(DATA SHOWN)
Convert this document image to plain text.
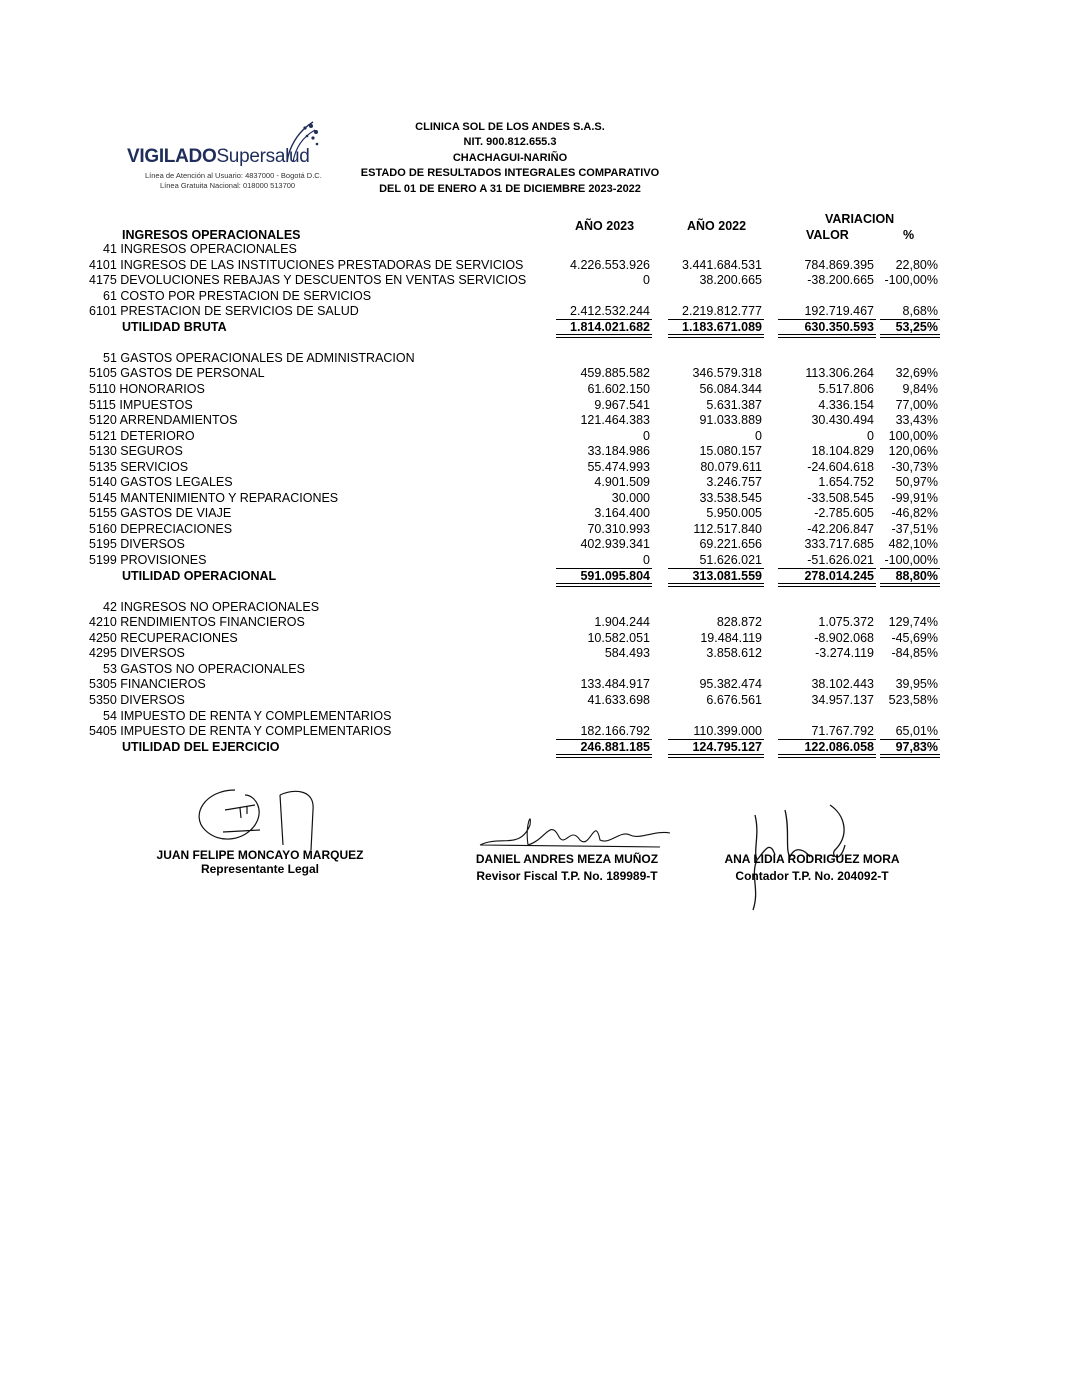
VIGILADOSupersalud
Línea de Atención al Usuario: 4837000 - Bogotá D.C.
Línea Gratuita Nacional: 018000 513700
CLINICA SOL DE LOS ANDES S.A.S.
NIT. 900.812.655.3
CHACHAGUI-NARIÑO
ESTADO DE RESULTADOS INTEGRALES COMPARATIVO
DEL 01 DE ENERO A 31 DE DICIEMBRE 2023-2022
INGRESOS OPERACIONALES
AÑO 2023	AÑO 2022	VARIACION
VALOR	%
41 INGRESOS OPERACIONALES
4101 INGRESOS DE LAS INSTITUCIONES PRESTADORAS DE SERVICIOS	4.226.553.926	3.441.684.531	784.869.395 22,80%
4175 DEVOLUCIONES REBAJAS Y DESCUENTOS EN VENTAS SERVICIOS	0	38.200.665	-38.200.665 -100,00%
61 COSTO POR PRESTACION DE SERVICIOS
6101 PRESTACION DE SERVICIOS DE SALUD	2.412.532.244	2.219.812.777	192.719.467 8,68%
UTILIDAD BRUTA	1.814.021.682	1.183.671.089	630.350.593 53,25%
51 GASTOS OPERACIONALES DE ADMINISTRACION
5105 GASTOS DE PERSONAL	459.885.582	346.579.318	113.306.264 32,69%
5110 HONORARIOS	61.602.150	56.084.344	5.517.806 9,84%
5115 IMPUESTOS	9.967.541	5.631.387	4.336.154 77,00%
5120 ARRENDAMIENTOS	121.464.383	91.033.889	30.430.494 33,43%
5121 DETERIORO	0	0	0 100,00%
5130 SEGUROS	33.184.986	15.080.157	18.104.829 120,06%
5135 SERVICIOS	55.474.993	80.079.611	-24.604.618 -30,73%
5140 GASTOS LEGALES	4.901.509	3.246.757	1.654.752 50,97%
5145 MANTENIMIENTO Y REPARACIONES	30.000	33.538.545	-33.508.545 -99,91%
5155 GASTOS DE VIAJE	3.164.400	5.950.005	-2.785.605 -46,82%
5160 DEPRECIACIONES	70.310.993	112.517.840	-42.206.847 -37,51%
5195 DIVERSOS	402.939.341	69.221.656	333.717.685 482,10%
5199 PROVISIONES	0	51.626.021	-51.626.021 -100,00%
UTILIDAD OPERACIONAL	591.095.804	313.081.559	278.014.245 88,80%
42 INGRESOS NO OPERACIONALES
4210 RENDIMIENTOS FINANCIEROS	1.904.244	828.872	1.075.372 129,74%
4250 RECUPERACIONES	10.582.051	19.484.119	-8.902.068 -45,69%
4295 DIVERSOS	584.493	3.858.612	-3.274.119 -84,85%
53 GASTOS NO OPERACIONALES
5305 FINANCIEROS	133.484.917	95.382.474	38.102.443 39,95%
5350 DIVERSOS	41.633.698	6.676.561	34.957.137 523,58%
54 IMPUESTO DE RENTA Y COMPLEMENTARIOS
5405 IMPUESTO DE RENTA Y COMPLEMENTARIOS	182.166.792	110.399.000	71.767.792 65,01%
UTILIDAD DEL EJERCICIO	246.881.185	124.795.127	122.086.058 97,83%
JUAN FELIPE MONCAYO MARQUEZ
Representante Legal
DANIEL ANDRES MEZA MUÑOZ
Revisor Fiscal T.P. No. 189989-T
ANA LIDIA RODRIGUEZ MORA
Contador T.P. No. 204092-T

(SHORT TASK) From the data above, write out everything exactly except the pictures.

(RESULT)
Convert this document image to plain text.
VIGILADOSupersalud
Línea de Atención al Usuario: 4837000 - Bogotá D.C.
Línea Gratuita Nacional: 018000 513700
CLINICA SOL DE LOS ANDES S.A.S.
NIT. 900.812.655.3
CHACHAGUI-NARIÑO
ESTADO DE RESULTADOS INTEGRALES COMPARATIVO
DEL 01 DE ENERO A 31 DE DICIEMBRE 2023-2022
INGRESOS OPERACIONALES
AÑO 2023	AÑO 2022	VARIACION
VALOR	%
41 INGRESOS OPERACIONALES
4101 INGRESOS DE LAS INSTITUCIONES PRESTADORAS DE SERVICIOS	4.226.553.926	3.441.684.531	784.869.395 22,80%
4175 DEVOLUCIONES REBAJAS Y DESCUENTOS EN VENTAS SERVICIOS	0	38.200.665	-38.200.665 -100,00%
61 COSTO POR PRESTACION DE SERVICIOS
6101 PRESTACION DE SERVICIOS DE SALUD	2.412.532.244	2.219.812.777	192.719.467 8,68%
UTILIDAD BRUTA	1.814.021.682	1.183.671.089	630.350.593 53,25%
51 GASTOS OPERACIONALES DE ADMINISTRACION
5105 GASTOS DE PERSONAL	459.885.582	346.579.318	113.306.264 32,69%
5110 HONORARIOS	61.602.150	56.084.344	5.517.806 9,84%
5115 IMPUESTOS	9.967.541	5.631.387	4.336.154 77,00%
5120 ARRENDAMIENTOS	121.464.383	91.033.889	30.430.494 33,43%
5121 DETERIORO	0	0	0 100,00%
5130 SEGUROS	33.184.986	15.080.157	18.104.829 120,06%
5135 SERVICIOS	55.474.993	80.079.611	-24.604.618 -30,73%
5140 GASTOS LEGALES	4.901.509	3.246.757	1.654.752 50,97%
5145 MANTENIMIENTO Y REPARACIONES	30.000	33.538.545	-33.508.545 -99,91%
5155 GASTOS DE VIAJE	3.164.400	5.950.005	-2.785.605 -46,82%
5160 DEPRECIACIONES	70.310.993	112.517.840	-42.206.847 -37,51%
5195 DIVERSOS	402.939.341	69.221.656	333.717.685 482,10%
5199 PROVISIONES	0	51.626.021	-51.626.021 -100,00%
UTILIDAD OPERACIONAL	591.095.804	313.081.559	278.014.245 88,80%
42 INGRESOS NO OPERACIONALES
4210 RENDIMIENTOS FINANCIEROS	1.904.244	828.872	1.075.372 129,74%
4250 RECUPERACIONES	10.582.051	19.484.119	-8.902.068 -45,69%
4295 DIVERSOS	584.493	3.858.612	-3.274.119 -84,85%
53 GASTOS NO OPERACIONALES
5305 FINANCIEROS	133.484.917	95.382.474	38.102.443 39,95%
5350 DIVERSOS	41.633.698	6.676.561	34.957.137 523,58%
54 IMPUESTO DE RENTA Y COMPLEMENTARIOS
5405 IMPUESTO DE RENTA Y COMPLEMENTARIOS	182.166.792	110.399.000	71.767.792 65,01%
UTILIDAD DEL EJERCICIO	246.881.185	124.795.127	122.086.058 97,83%
JUAN FELIPE MONCAYO MARQUEZ
Representante Legal
DANIEL ANDRES MEZA MUÑOZ
Revisor Fiscal T.P. No. 189989-T
ANA LIDIA RODRIGUEZ MORA
Contador T.P. No. 204092-T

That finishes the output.